#### DATA ENTRIES:
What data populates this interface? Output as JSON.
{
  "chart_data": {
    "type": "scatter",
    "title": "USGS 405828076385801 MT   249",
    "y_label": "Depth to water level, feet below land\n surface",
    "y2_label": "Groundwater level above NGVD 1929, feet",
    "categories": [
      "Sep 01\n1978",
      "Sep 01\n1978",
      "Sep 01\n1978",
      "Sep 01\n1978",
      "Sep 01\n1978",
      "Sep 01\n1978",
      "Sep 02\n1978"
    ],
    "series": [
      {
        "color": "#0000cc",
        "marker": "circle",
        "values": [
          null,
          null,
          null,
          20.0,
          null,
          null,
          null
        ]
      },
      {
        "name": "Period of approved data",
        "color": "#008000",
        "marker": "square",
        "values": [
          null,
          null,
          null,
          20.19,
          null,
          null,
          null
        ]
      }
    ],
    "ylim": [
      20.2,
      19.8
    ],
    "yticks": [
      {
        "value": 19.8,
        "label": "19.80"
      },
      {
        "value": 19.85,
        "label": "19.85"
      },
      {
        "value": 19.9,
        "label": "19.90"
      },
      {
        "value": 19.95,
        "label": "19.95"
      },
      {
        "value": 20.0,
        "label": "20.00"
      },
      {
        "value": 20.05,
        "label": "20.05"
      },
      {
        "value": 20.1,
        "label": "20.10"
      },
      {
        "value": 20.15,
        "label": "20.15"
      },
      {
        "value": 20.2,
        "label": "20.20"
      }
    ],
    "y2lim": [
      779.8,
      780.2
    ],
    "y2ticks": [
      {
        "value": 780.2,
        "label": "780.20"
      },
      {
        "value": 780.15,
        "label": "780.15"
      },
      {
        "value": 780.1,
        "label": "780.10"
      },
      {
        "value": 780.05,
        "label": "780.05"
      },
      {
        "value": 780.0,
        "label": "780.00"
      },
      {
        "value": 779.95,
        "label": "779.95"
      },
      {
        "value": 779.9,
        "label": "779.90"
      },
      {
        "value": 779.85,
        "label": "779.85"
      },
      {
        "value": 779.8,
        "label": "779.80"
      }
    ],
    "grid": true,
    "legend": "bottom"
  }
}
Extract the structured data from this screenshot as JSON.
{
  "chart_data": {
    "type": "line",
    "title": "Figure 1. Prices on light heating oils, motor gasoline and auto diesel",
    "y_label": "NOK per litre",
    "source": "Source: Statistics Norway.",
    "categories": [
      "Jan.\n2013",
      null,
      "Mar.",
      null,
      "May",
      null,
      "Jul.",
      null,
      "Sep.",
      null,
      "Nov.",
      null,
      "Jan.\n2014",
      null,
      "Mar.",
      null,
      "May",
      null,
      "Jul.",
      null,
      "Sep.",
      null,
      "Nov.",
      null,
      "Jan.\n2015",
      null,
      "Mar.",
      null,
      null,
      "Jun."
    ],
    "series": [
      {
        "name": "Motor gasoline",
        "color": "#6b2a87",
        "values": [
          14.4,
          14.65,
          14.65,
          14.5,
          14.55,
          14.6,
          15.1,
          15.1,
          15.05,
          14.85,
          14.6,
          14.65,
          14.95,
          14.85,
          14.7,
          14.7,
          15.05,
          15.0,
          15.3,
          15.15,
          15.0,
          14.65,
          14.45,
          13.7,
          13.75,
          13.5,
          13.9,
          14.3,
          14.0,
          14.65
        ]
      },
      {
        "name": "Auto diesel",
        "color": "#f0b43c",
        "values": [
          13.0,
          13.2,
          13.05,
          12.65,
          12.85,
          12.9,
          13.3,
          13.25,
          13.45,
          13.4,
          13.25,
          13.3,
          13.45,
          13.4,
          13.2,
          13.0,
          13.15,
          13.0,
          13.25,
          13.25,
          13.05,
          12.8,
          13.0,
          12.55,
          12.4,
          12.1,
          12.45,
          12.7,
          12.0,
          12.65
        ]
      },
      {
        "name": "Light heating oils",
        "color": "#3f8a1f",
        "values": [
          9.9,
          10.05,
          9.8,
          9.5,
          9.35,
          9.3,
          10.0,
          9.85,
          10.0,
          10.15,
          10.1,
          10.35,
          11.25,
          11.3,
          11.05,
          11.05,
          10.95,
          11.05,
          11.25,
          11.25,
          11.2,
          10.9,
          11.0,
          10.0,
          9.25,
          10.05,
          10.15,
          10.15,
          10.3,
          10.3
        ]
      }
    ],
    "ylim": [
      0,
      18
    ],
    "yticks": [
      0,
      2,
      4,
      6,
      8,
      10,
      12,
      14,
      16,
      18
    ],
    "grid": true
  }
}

#### JOB:
State how many lines of the data include the word "color", with nothing else.

#### EXERCISE RESULT:
5